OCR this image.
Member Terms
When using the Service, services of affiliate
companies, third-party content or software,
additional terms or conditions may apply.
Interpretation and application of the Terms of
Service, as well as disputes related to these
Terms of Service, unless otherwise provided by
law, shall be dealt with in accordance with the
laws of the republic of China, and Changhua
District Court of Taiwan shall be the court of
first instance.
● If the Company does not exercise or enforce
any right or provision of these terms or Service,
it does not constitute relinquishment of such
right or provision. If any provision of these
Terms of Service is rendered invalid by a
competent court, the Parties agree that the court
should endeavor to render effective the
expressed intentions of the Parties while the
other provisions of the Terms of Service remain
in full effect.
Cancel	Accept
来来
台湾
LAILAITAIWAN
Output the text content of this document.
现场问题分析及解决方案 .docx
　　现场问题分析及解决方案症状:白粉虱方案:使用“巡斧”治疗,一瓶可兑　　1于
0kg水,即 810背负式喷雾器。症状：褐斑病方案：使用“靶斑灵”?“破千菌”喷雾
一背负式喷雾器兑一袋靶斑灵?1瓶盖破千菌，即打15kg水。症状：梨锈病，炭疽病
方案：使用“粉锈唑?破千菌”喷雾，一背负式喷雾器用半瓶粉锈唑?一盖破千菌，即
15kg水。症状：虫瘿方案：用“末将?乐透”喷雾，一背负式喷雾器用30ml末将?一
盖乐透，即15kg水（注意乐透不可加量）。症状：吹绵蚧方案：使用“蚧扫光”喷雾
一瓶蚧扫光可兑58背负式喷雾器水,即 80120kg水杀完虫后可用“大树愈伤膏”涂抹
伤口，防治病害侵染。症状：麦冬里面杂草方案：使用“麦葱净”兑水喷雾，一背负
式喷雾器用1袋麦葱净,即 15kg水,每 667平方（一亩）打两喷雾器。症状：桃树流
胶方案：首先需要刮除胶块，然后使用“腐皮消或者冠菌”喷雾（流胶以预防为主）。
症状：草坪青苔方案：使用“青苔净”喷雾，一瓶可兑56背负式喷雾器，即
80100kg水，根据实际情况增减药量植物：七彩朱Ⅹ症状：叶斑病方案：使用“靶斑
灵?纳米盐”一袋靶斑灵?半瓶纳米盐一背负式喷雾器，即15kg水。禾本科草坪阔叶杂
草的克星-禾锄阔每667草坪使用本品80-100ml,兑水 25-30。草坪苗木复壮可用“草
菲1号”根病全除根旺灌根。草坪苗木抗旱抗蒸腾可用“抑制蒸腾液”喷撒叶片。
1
------------------------------------------------------------
What needs to be done →
Look above for every line with the word "Parties" and copy it.

Expected output →
competent court, the Parties agree that the court
expressed intentions of the Parties while the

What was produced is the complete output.